[begin RECORD LIST]

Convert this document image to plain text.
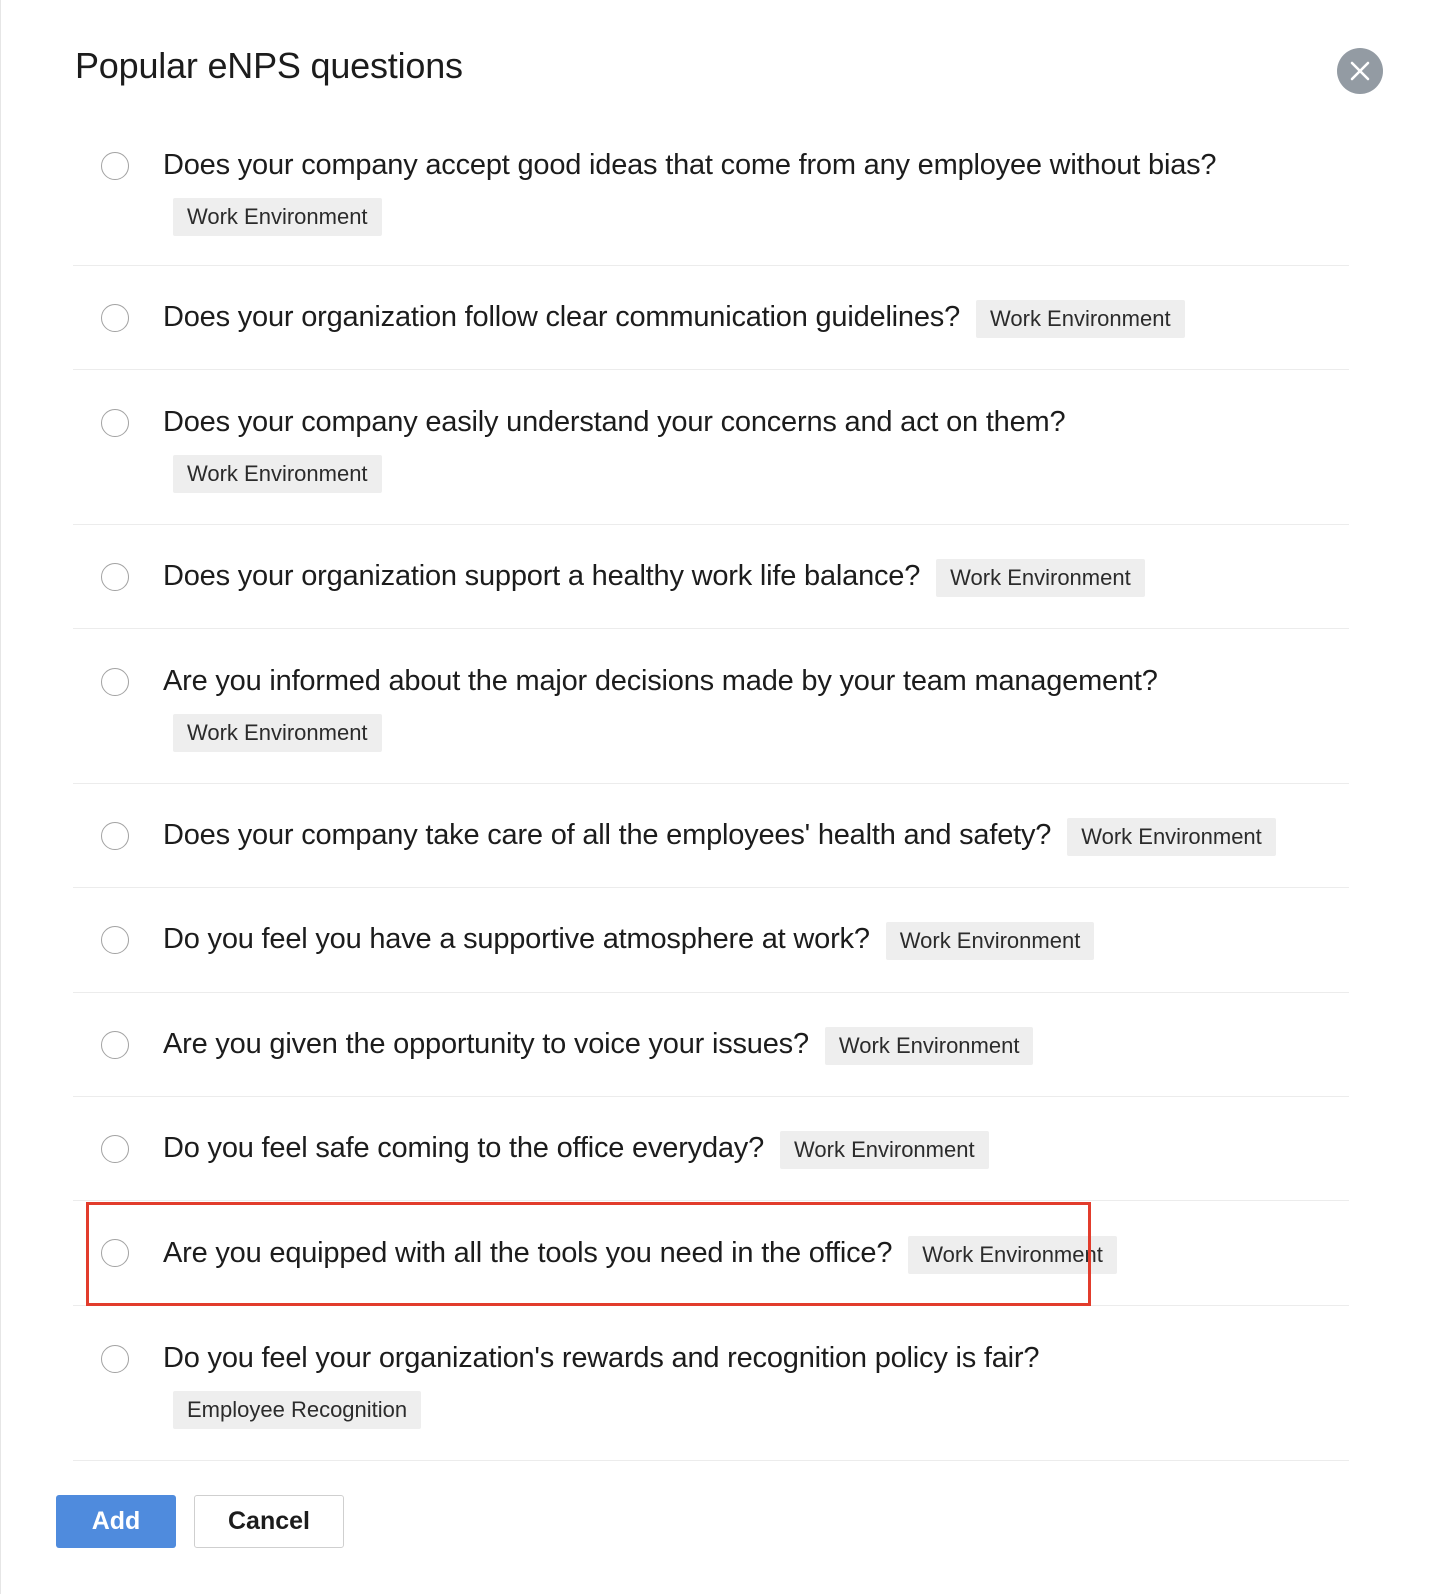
Popular eNPS questions
Does your company accept good ideas that come from any employee without bias?
Work Environment
Does your organization follow clear communication guidelines?	Work Environment
Does your company easily understand your concerns and act on them?
Work Environment
Does your organization support a healthy work life balance?	Work Environment
Are you informed about the major decisions made by your team management?
Work Environment
Does your company take care of all the employees' health and safety?	Work Environment
Do you feel you have a supportive atmosphere at work?	Work Environment
Are you given the opportunity to voice your issues?	Work Environment
Do you feel safe coming to the office everyday?	Work Environment
Are you equipped with all the tools you need in the office?	Work Environment
Do you feel your organization's rewards and recognition policy is fair?
Employee Recognition
Add	Cancel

[end RECORD LIST]

*DIRECTIONS*: From the records above, pick out and copy each line holding the word "your".

*RESPONSE*:
Does your company accept good ideas that come from any employee without bias?
Does your organization follow clear communication guidelines?	Work Environment
Does your company easily understand your concerns and act on them?
Does your organization support a healthy work life balance?	Work Environment
Are you informed about the major decisions made by your team management?
Does your company take care of all the employees' health and safety?	Work Environment
Are you given the opportunity to voice your issues?	Work Environment
Do you feel your organization's rewards and recognition policy is fair?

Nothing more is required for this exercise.